Stored items from a collection:
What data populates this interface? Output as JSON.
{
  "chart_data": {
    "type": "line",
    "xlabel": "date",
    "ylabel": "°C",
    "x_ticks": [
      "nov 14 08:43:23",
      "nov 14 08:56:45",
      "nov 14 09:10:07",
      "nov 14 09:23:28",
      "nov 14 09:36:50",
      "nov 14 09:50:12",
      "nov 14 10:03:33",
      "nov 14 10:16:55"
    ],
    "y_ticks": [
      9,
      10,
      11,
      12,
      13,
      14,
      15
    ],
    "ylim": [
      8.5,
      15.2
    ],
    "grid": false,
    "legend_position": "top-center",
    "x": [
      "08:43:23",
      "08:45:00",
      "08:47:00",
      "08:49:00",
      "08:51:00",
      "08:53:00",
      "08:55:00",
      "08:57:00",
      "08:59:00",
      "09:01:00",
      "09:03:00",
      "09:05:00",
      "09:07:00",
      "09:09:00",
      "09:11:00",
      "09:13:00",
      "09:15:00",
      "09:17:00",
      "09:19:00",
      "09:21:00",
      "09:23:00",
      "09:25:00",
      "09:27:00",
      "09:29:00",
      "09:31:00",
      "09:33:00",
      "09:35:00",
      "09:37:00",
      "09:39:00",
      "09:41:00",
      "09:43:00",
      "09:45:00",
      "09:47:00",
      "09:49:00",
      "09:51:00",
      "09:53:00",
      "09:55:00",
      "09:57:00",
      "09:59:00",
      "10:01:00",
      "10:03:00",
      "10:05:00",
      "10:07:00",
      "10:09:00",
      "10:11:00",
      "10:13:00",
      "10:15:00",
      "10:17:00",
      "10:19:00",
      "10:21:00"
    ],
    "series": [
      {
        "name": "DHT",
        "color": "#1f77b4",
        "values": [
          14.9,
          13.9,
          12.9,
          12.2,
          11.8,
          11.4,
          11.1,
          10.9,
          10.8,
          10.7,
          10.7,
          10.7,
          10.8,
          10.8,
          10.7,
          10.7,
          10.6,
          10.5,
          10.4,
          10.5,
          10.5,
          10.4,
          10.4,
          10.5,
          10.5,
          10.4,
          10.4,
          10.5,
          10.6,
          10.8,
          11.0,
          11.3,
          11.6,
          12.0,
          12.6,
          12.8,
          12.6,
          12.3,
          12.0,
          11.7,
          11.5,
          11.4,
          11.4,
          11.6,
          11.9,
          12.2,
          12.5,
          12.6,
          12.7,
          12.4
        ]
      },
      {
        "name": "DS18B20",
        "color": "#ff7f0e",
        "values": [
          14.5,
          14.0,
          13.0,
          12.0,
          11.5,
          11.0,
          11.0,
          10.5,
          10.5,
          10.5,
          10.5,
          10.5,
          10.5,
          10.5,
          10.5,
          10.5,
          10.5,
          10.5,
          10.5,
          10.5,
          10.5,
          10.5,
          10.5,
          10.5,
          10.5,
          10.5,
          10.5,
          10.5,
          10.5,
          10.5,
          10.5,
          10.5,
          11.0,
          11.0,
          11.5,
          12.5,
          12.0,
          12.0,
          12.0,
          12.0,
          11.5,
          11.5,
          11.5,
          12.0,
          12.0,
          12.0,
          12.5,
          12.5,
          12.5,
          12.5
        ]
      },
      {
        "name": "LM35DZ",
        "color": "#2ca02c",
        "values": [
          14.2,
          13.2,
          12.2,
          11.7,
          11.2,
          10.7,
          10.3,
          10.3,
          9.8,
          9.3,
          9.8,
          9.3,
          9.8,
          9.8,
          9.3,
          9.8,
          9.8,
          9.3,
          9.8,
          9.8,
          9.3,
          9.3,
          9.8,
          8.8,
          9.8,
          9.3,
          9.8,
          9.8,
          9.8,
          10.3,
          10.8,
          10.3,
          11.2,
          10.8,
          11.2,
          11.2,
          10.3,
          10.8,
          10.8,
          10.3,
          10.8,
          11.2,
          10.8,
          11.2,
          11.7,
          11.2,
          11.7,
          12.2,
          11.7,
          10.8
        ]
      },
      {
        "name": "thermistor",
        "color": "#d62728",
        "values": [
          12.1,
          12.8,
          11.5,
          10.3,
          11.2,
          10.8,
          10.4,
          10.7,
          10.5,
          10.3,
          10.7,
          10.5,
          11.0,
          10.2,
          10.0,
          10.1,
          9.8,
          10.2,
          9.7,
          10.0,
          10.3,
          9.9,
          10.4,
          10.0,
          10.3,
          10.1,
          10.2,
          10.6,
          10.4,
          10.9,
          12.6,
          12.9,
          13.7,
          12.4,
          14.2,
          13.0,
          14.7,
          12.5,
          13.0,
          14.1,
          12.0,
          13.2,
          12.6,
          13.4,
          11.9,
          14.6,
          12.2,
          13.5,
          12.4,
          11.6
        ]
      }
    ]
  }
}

__Goal__: Give a word-for-word copy of the records.

__Written answer__:
What data populates this interface? Output as JSON.
{
  "chart_data": {
    "type": "line",
    "xlabel": "date",
    "ylabel": "°C",
    "x_ticks": [
      "nov 14 08:43:23",
      "nov 14 08:56:45",
      "nov 14 09:10:07",
      "nov 14 09:23:28",
      "nov 14 09:36:50",
      "nov 14 09:50:12",
      "nov 14 10:03:33",
      "nov 14 10:16:55"
    ],
    "y_ticks": [
      9,
      10,
      11,
      12,
      13,
      14,
      15
    ],
    "ylim": [
      8.5,
      15.2
    ],
    "grid": false,
    "legend_position": "top-center",
    "x": [
      "08:43:23",
      "08:45:00",
      "08:47:00",
      "08:49:00",
      "08:51:00",
      "08:53:00",
      "08:55:00",
      "08:57:00",
      "08:59:00",
      "09:01:00",
      "09:03:00",
      "09:05:00",
      "09:07:00",
      "09:09:00",
      "09:11:00",
      "09:13:00",
      "09:15:00",
      "09:17:00",
      "09:19:00",
      "09:21:00",
      "09:23:00",
      "09:25:00",
      "09:27:00",
      "09:29:00",
      "09:31:00",
      "09:33:00",
      "09:35:00",
      "09:37:00",
      "09:39:00",
      "09:41:00",
      "09:43:00",
      "09:45:00",
      "09:47:00",
      "09:49:00",
      "09:51:00",
      "09:53:00",
      "09:55:00",
      "09:57:00",
      "09:59:00",
      "10:01:00",
      "10:03:00",
      "10:05:00",
      "10:07:00",
      "10:09:00",
      "10:11:00",
      "10:13:00",
      "10:15:00",
      "10:17:00",
      "10:19:00",
      "10:21:00"
    ],
    "series": [
      {
        "name": "DHT",
        "color": "#1f77b4",
        "values": [
          14.9,
          13.9,
          12.9,
          12.2,
          11.8,
          11.4,
          11.1,
          10.9,
          10.8,
          10.7,
          10.7,
          10.7,
          10.8,
          10.8,
          10.7,
          10.7,
          10.6,
          10.5,
          10.4,
          10.5,
          10.5,
          10.4,
          10.4,
          10.5,
          10.5,
          10.4,
          10.4,
          10.5,
          10.6,
          10.8,
          11.0,
          11.3,
          11.6,
          12.0,
          12.6,
          12.8,
          12.6,
          12.3,
          12.0,
          11.7,
          11.5,
          11.4,
          11.4,
          11.6,
          11.9,
          12.2,
          12.5,
          12.6,
          12.7,
          12.4
        ]
      },
      {
        "name": "DS18B20",
        "color": "#ff7f0e",
        "values": [
          14.5,
          14.0,
          13.0,
          12.0,
          11.5,
          11.0,
          11.0,
          10.5,
          10.5,
          10.5,
          10.5,
          10.5,
          10.5,
          10.5,
          10.5,
          10.5,
          10.5,
          10.5,
          10.5,
          10.5,
          10.5,
          10.5,
          10.5,
          10.5,
          10.5,
          10.5,
          10.5,
          10.5,
          10.5,
          10.5,
          10.5,
          10.5,
          11.0,
          11.0,
          11.5,
          12.5,
          12.0,
          12.0,
          12.0,
          12.0,
          11.5,
          11.5,
          11.5,
          12.0,
          12.0,
          12.0,
          12.5,
          12.5,
          12.5,
          12.5
        ]
      },
      {
        "name": "LM35DZ",
        "color": "#2ca02c",
        "values": [
          14.2,
          13.2,
          12.2,
          11.7,
          11.2,
          10.7,
          10.3,
          10.3,
          9.8,
          9.3,
          9.8,
          9.3,
          9.8,
          9.8,
          9.3,
          9.8,
          9.8,
          9.3,
          9.8,
          9.8,
          9.3,
          9.3,
          9.8,
          8.8,
          9.8,
          9.3,
          9.8,
          9.8,
          9.8,
          10.3,
          10.8,
          10.3,
          11.2,
          10.8,
          11.2,
          11.2,
          10.3,
          10.8,
          10.8,
          10.3,
          10.8,
          11.2,
          10.8,
          11.2,
          11.7,
          11.2,
          11.7,
          12.2,
          11.7,
          10.8
        ]
      },
      {
        "name": "thermistor",
        "color": "#d62728",
        "values": [
          12.1,
          12.8,
          11.5,
          10.3,
          11.2,
          10.8,
          10.4,
          10.7,
          10.5,
          10.3,
          10.7,
          10.5,
          11.0,
          10.2,
          10.0,
          10.1,
          9.8,
          10.2,
          9.7,
          10.0,
          10.3,
          9.9,
          10.4,
          10.0,
          10.3,
          10.1,
          10.2,
          10.6,
          10.4,
          10.9,
          12.6,
          12.9,
          13.7,
          12.4,
          14.2,
          13.0,
          14.7,
          12.5,
          13.0,
          14.1,
          12.0,
          13.2,
          12.6,
          13.4,
          11.9,
          14.6,
          12.2,
          13.5,
          12.4,
          11.6
        ]
      }
    ]
  }
}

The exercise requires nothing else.